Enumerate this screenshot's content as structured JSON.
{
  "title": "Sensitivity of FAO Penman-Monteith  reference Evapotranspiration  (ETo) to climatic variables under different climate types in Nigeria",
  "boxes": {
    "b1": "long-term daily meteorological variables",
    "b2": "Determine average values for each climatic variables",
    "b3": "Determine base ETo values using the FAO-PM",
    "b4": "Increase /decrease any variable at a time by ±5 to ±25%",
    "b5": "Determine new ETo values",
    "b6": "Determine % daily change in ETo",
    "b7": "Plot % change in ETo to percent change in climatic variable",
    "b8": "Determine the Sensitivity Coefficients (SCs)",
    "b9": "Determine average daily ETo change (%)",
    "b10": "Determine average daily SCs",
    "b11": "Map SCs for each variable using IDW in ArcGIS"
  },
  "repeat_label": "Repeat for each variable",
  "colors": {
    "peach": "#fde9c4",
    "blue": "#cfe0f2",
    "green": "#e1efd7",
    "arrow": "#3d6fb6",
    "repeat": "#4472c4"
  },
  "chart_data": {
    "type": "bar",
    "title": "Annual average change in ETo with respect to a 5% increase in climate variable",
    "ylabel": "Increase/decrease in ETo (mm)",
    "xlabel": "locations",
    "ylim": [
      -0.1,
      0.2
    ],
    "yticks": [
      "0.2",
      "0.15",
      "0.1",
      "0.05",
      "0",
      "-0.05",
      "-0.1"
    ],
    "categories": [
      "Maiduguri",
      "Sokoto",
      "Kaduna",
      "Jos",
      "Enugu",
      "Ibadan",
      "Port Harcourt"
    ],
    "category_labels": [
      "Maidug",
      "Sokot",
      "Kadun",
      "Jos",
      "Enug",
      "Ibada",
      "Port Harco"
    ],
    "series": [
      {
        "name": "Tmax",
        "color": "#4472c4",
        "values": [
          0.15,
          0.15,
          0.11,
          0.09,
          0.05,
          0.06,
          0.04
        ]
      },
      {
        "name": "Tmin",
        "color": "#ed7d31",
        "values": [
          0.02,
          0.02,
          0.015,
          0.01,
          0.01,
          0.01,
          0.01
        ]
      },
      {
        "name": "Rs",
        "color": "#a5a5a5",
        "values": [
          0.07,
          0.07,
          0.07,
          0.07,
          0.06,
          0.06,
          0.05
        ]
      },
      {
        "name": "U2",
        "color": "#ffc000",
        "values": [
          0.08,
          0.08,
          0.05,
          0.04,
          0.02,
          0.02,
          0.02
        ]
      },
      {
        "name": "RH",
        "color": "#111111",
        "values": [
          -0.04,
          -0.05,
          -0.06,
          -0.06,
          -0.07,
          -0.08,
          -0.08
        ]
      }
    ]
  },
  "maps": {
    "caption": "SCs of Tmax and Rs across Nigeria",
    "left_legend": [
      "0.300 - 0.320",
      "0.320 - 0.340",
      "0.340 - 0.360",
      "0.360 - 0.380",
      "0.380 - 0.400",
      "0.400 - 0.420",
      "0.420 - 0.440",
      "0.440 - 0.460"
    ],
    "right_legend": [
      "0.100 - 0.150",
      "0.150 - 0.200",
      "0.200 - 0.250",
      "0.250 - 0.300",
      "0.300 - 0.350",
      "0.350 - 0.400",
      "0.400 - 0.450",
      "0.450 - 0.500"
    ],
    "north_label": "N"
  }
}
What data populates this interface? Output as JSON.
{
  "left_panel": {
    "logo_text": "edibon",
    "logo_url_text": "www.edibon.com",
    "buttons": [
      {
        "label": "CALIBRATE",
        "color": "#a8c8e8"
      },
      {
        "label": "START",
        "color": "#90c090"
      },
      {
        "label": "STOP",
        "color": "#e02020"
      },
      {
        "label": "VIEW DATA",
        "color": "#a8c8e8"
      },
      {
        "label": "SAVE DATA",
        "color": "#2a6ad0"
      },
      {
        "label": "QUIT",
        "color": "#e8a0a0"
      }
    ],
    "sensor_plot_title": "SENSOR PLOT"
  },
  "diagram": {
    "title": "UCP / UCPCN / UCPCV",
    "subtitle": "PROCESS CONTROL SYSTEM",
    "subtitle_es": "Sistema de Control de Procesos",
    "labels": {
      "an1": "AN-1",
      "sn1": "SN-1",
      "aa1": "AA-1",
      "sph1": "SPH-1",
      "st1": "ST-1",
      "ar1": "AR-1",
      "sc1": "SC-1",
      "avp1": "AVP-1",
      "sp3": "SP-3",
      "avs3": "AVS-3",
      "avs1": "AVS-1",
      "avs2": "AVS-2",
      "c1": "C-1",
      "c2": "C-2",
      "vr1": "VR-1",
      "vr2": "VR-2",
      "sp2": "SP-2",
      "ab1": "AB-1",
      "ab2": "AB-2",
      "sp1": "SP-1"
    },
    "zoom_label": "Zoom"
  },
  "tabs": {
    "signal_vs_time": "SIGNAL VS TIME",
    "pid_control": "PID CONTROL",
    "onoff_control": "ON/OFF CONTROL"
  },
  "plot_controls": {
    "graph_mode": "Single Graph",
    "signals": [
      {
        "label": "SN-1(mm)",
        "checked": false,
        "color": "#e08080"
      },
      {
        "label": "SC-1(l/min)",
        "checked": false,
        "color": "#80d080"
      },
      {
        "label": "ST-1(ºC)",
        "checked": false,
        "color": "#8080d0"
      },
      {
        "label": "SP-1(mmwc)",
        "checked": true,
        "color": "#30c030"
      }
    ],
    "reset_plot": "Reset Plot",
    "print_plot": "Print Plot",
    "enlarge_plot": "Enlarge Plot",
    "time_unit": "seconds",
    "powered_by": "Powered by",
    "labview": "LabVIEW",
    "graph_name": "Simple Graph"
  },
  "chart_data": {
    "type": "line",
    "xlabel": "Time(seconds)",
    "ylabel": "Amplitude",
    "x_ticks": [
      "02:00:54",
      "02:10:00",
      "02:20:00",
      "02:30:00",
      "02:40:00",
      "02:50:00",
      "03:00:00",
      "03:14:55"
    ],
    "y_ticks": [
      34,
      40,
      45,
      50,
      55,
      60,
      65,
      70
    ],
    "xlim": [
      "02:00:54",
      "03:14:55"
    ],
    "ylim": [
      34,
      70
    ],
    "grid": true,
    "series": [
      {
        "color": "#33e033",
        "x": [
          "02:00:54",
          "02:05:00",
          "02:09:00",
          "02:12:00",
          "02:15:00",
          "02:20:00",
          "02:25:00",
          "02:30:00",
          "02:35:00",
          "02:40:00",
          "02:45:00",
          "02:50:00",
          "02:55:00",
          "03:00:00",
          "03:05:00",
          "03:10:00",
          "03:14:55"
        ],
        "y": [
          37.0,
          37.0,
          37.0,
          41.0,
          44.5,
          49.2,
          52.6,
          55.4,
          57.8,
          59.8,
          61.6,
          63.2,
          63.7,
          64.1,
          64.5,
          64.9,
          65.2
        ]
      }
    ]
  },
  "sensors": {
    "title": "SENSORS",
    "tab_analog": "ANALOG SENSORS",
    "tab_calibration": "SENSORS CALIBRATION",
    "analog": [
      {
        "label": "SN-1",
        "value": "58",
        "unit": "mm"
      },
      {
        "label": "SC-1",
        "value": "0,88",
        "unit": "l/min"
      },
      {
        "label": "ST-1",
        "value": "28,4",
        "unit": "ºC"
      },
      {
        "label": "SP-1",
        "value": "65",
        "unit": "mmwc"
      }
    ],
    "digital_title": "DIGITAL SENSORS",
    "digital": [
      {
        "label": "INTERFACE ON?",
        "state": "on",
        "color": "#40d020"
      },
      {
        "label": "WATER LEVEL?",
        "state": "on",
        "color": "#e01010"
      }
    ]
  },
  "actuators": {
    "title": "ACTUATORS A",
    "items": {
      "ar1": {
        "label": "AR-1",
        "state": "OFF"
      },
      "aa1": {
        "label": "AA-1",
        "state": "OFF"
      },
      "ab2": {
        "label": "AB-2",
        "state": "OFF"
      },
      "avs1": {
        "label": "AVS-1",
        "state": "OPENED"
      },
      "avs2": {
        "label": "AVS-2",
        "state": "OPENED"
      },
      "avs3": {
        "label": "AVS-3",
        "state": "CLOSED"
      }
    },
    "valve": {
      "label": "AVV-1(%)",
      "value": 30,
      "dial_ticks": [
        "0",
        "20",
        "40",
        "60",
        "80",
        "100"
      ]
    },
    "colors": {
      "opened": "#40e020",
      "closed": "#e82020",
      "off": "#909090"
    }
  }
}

****************

> _TO DO_:
Copy out each line that contains the word "daily".

> _THE ANSWER_:
    "b1": "long-term daily meteorological variables",
    "b6": "Determine % daily change in ETo",
    "b9": "Determine average daily ETo change (%)",
    "b10": "Determine average daily SCs",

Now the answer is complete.